[Exercise objective]
Once a line is found to contain "category", copy it out of the listing.

[Material shown]
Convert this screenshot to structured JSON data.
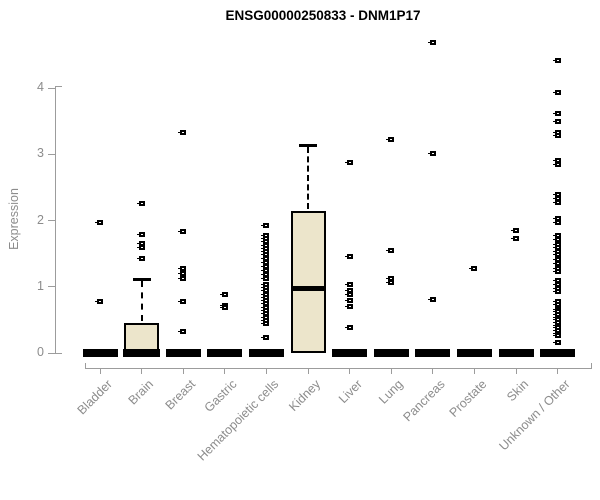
{
  "chart_data": {
    "type": "boxplot",
    "title": "ENSG00000250833 - DNM1P17",
    "ylabel": "Expression",
    "xlabel": "",
    "ylim": [
      0,
      4.75
    ],
    "yticks": [
      0,
      1,
      2,
      3,
      4
    ],
    "grid": false,
    "box_fill": "#ece5cb",
    "stroke": "#000000",
    "axis_color": "#9c9c9c",
    "tick_text_color": "#8c8c8c",
    "categories": [
      "Bladder",
      "Brain",
      "Breast",
      "Gastric",
      "Hematopoietic cells",
      "Kidney",
      "Liver",
      "Lung",
      "Pancreas",
      "Prostate",
      "Skin",
      "Unknown / Other"
    ],
    "boxes": [
      {
        "category": "Bladder",
        "q1": 0,
        "median": 0,
        "q3": 0,
        "whisker_low": 0,
        "whisker_high": 0,
        "outliers": [
          1.97,
          0.78
        ]
      },
      {
        "category": "Brain",
        "q1": 0,
        "median": 0,
        "q3": 0.45,
        "whisker_low": 0,
        "whisker_high": 1.12,
        "outliers": [
          2.26,
          1.79,
          1.66,
          1.6,
          1.42
        ]
      },
      {
        "category": "Breast",
        "q1": 0,
        "median": 0,
        "q3": 0,
        "whisker_low": 0,
        "whisker_high": 0,
        "outliers": [
          3.33,
          1.84,
          1.27,
          1.2,
          1.13,
          0.78,
          0.33
        ]
      },
      {
        "category": "Gastric",
        "q1": 0,
        "median": 0,
        "q3": 0,
        "whisker_low": 0,
        "whisker_high": 0,
        "outliers": [
          0.88,
          0.72,
          0.68
        ]
      },
      {
        "category": "Hematopoietic cells",
        "q1": 0,
        "median": 0,
        "q3": 0,
        "whisker_low": 0,
        "whisker_high": 0,
        "outliers": [
          1.93,
          1.78,
          1.73,
          1.68,
          1.63,
          1.58,
          1.53,
          1.48,
          1.43,
          1.36,
          1.3,
          1.24,
          1.18,
          1.13,
          1.04,
          0.99,
          0.94,
          0.89,
          0.84,
          0.79,
          0.74,
          0.69,
          0.64,
          0.59,
          0.54,
          0.49,
          0.44,
          0.23
        ]
      },
      {
        "category": "Kidney",
        "q1": 0,
        "median": 0.98,
        "q3": 2.15,
        "whisker_low": 0,
        "whisker_high": 3.14,
        "outliers": []
      },
      {
        "category": "Liver",
        "q1": 0,
        "median": 0,
        "q3": 0,
        "whisker_low": 0,
        "whisker_high": 0,
        "outliers": [
          2.88,
          1.45,
          1.03,
          0.95,
          0.88,
          0.8,
          0.7,
          0.38
        ]
      },
      {
        "category": "Lung",
        "q1": 0,
        "median": 0,
        "q3": 0,
        "whisker_low": 0,
        "whisker_high": 0,
        "outliers": [
          3.23,
          1.55,
          1.13,
          1.07
        ]
      },
      {
        "category": "Pancreas",
        "q1": 0,
        "median": 0,
        "q3": 0,
        "whisker_low": 0,
        "whisker_high": 0,
        "outliers": [
          4.68,
          3.01,
          0.81
        ]
      },
      {
        "category": "Prostate",
        "q1": 0,
        "median": 0,
        "q3": 0,
        "whisker_low": 0,
        "whisker_high": 0,
        "outliers": [
          1.28
        ]
      },
      {
        "category": "Skin",
        "q1": 0,
        "median": 0,
        "q3": 0,
        "whisker_low": 0,
        "whisker_high": 0,
        "outliers": [
          1.85,
          1.73
        ]
      },
      {
        "category": "Unknown / Other",
        "q1": 0,
        "median": 0,
        "q3": 0,
        "whisker_low": 0,
        "whisker_high": 0,
        "outliers": [
          4.41,
          3.93,
          3.62,
          3.5,
          3.33,
          3.28,
          2.9,
          2.85,
          2.4,
          2.33,
          2.27,
          2.03,
          1.97,
          1.78,
          1.71,
          1.64,
          1.59,
          1.53,
          1.48,
          1.41,
          1.35,
          1.28,
          1.23,
          1.1,
          1.04,
          0.98,
          0.93,
          0.78,
          0.73,
          0.66,
          0.62,
          0.58,
          0.54,
          0.5,
          0.46,
          0.42,
          0.38,
          0.34,
          0.3,
          0.26,
          0.16
        ]
      }
    ]
  }
}
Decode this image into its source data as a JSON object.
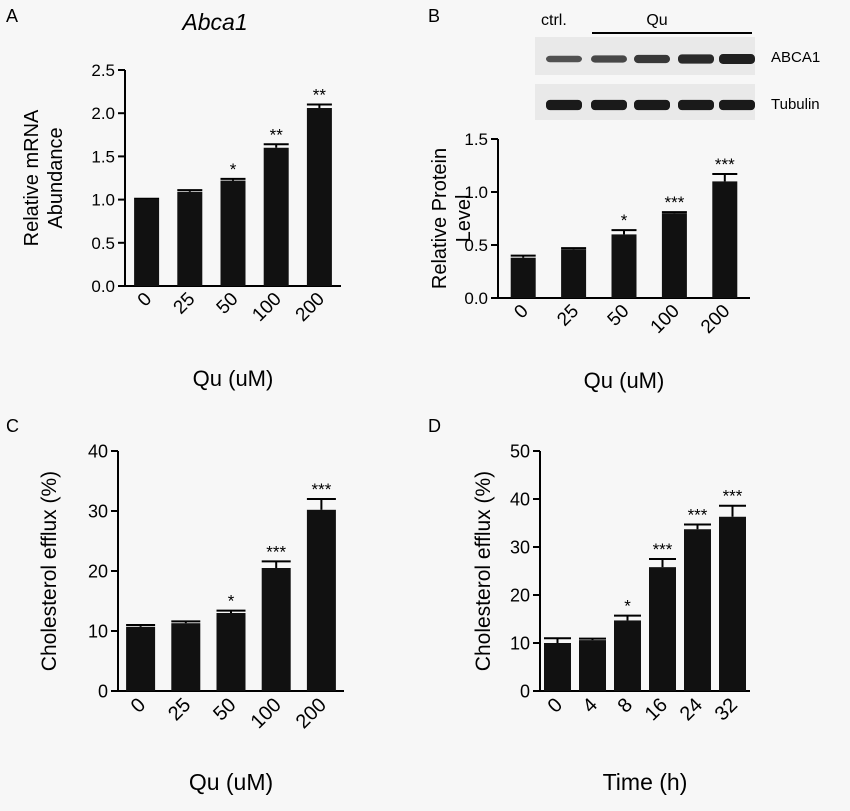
{
  "panels": {
    "A": {
      "letter": "A"
    },
    "B": {
      "letter": "B"
    },
    "C": {
      "letter": "C"
    },
    "D": {
      "letter": "D"
    }
  },
  "blot": {
    "ctrl_label": "ctrl.",
    "treatment_label": "Qu",
    "rows": [
      {
        "label": "ABCA1",
        "intensity": [
          0.35,
          0.45,
          0.6,
          0.75,
          0.85
        ]
      },
      {
        "label": "Tubulin",
        "intensity": [
          0.9,
          0.9,
          0.9,
          0.9,
          0.9
        ]
      }
    ],
    "colors": {
      "band": "#111111",
      "background": "#e9e9e9"
    }
  },
  "chart_data": [
    {
      "panel": "A",
      "type": "bar",
      "title": "Abca1",
      "title_style": "italic",
      "xlabel": "Qu (uM)",
      "ylabel_lines": [
        "Relative mRNA",
        "Abundance"
      ],
      "categories": [
        "0",
        "25",
        "50",
        "100",
        "200"
      ],
      "values": [
        1.0,
        1.09,
        1.22,
        1.6,
        2.06
      ],
      "errors": [
        0.01,
        0.02,
        0.02,
        0.04,
        0.04
      ],
      "significance": [
        "",
        "",
        "*",
        "**",
        "**"
      ],
      "ylim": [
        0,
        2.5
      ],
      "yticks": [
        "0.0",
        "0.5",
        "1.0",
        "1.5",
        "2.0",
        "2.5"
      ],
      "bar_color": "#111111",
      "grid": false
    },
    {
      "panel": "B",
      "type": "bar",
      "title": "",
      "xlabel": "Qu (uM)",
      "ylabel_lines": [
        "Relative Protein",
        "Level"
      ],
      "categories": [
        "0",
        "25",
        "50",
        "100",
        "200"
      ],
      "values": [
        0.38,
        0.46,
        0.6,
        0.8,
        1.1
      ],
      "errors": [
        0.02,
        0.01,
        0.04,
        0.01,
        0.07
      ],
      "significance": [
        "",
        "",
        "*",
        "***",
        "***"
      ],
      "ylim": [
        0,
        1.5
      ],
      "yticks": [
        "0.0",
        "0.5",
        "1.0",
        "1.5"
      ],
      "bar_color": "#111111",
      "grid": false
    },
    {
      "panel": "C",
      "type": "bar",
      "title": "",
      "xlabel": "Qu (uM)",
      "ylabel_lines": [
        "Cholesterol efflux (%)"
      ],
      "categories": [
        "0",
        "25",
        "50",
        "100",
        "200"
      ],
      "values": [
        10.7,
        11.3,
        13.0,
        20.5,
        30.2
      ],
      "errors": [
        0.3,
        0.3,
        0.4,
        1.1,
        1.8
      ],
      "significance": [
        "",
        "",
        "*",
        "***",
        "***"
      ],
      "ylim": [
        0,
        40
      ],
      "yticks": [
        "0",
        "10",
        "20",
        "30",
        "40"
      ],
      "bar_color": "#111111",
      "grid": false
    },
    {
      "panel": "D",
      "type": "bar",
      "title": "",
      "xlabel": "Time (h)",
      "ylabel_lines": [
        "Cholesterol efflux (%)"
      ],
      "categories": [
        "0",
        "4",
        "8",
        "16",
        "24",
        "32"
      ],
      "values": [
        10.0,
        10.6,
        14.7,
        25.8,
        33.7,
        36.3
      ],
      "errors": [
        1.0,
        0.3,
        1.0,
        1.7,
        1.0,
        2.3
      ],
      "significance": [
        "",
        "",
        "*",
        "***",
        "***",
        "***"
      ],
      "ylim": [
        0,
        50
      ],
      "yticks": [
        "0",
        "10",
        "20",
        "30",
        "40",
        "50"
      ],
      "bar_color": "#111111",
      "grid": false
    }
  ]
}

[Result below]
        "category": "Bladder",
        "category": "Brain",
        "category": "Breast",
        "category": "Gastric",
        "category": "Hematopoietic cells",
        "category": "Kidney",
        "category": "Liver",
        "category": "Lung",
        "category": "Pancreas",
        "category": "Prostate",
        "category": "Skin",
        "category": "Unknown / Other",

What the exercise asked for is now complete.